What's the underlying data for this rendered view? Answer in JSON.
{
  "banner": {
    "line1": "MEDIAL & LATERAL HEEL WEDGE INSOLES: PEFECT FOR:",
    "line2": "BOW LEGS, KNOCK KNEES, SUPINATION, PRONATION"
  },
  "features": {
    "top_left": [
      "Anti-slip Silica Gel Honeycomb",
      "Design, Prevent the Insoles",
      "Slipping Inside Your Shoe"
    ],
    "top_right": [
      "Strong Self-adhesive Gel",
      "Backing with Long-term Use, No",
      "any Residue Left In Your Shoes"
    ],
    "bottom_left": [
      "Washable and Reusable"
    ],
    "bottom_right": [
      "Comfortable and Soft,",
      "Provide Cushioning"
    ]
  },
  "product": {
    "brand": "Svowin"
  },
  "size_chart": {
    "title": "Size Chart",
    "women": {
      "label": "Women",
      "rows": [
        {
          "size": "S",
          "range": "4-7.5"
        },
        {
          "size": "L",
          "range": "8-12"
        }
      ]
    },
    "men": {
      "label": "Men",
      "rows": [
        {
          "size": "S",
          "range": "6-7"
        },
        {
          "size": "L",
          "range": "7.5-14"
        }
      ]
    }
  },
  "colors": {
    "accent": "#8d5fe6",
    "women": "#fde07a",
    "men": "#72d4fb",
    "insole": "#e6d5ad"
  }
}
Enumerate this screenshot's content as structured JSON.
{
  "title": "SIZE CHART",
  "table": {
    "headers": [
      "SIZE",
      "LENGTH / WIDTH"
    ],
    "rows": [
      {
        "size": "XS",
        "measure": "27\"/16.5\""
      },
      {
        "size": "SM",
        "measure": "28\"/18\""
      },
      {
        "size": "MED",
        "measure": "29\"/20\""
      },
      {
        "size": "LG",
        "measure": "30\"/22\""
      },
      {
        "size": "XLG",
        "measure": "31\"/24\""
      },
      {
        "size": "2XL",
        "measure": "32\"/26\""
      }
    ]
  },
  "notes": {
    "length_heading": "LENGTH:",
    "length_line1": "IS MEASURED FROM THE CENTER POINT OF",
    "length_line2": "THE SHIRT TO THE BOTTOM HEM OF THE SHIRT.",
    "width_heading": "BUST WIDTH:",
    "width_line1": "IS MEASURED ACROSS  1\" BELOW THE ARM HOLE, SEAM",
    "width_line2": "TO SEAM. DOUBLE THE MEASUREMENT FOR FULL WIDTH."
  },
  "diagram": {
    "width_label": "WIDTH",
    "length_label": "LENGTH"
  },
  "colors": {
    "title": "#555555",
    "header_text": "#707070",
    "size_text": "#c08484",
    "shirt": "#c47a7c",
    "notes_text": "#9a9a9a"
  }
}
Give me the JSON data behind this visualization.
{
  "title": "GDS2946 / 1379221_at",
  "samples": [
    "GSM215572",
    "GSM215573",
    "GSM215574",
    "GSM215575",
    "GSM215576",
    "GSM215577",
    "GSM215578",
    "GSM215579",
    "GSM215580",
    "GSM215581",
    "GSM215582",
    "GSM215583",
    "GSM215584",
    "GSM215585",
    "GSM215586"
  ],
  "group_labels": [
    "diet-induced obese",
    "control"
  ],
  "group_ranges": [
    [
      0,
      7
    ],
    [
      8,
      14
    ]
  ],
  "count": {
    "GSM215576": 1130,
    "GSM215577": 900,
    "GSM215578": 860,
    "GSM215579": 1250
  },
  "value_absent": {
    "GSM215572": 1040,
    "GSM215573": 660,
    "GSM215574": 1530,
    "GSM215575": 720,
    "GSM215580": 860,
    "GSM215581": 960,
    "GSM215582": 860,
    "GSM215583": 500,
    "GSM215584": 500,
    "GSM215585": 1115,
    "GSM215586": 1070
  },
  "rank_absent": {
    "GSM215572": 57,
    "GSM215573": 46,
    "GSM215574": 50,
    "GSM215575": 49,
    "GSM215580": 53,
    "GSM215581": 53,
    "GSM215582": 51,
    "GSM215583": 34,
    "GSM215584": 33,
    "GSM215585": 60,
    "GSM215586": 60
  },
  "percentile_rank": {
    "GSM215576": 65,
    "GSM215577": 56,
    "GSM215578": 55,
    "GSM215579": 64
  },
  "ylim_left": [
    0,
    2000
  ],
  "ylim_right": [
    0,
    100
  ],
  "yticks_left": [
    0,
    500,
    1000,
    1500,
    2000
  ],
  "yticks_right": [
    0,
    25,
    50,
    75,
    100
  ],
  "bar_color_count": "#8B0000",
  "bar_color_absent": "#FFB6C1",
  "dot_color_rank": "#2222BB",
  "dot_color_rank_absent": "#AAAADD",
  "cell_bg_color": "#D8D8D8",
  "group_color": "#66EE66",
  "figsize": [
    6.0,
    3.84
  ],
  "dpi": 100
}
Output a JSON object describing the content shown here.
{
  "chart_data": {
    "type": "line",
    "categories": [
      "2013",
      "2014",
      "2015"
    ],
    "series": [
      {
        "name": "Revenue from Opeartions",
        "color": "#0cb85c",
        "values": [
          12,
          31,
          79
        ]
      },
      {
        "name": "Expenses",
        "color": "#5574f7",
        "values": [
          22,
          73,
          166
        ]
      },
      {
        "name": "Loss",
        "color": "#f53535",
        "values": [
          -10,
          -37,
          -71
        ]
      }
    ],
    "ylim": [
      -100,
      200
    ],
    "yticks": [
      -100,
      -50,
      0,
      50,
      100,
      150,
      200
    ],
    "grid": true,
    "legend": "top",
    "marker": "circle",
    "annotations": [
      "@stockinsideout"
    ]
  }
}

Task statement: Show every line in the entries where the string "MEASURED" occurs.

The result:
    "length_line1": "IS MEASURED FROM THE CENTER POINT OF",
    "width_line1": "IS MEASURED ACROSS  1\" BELOW THE ARM HOLE, SEAM",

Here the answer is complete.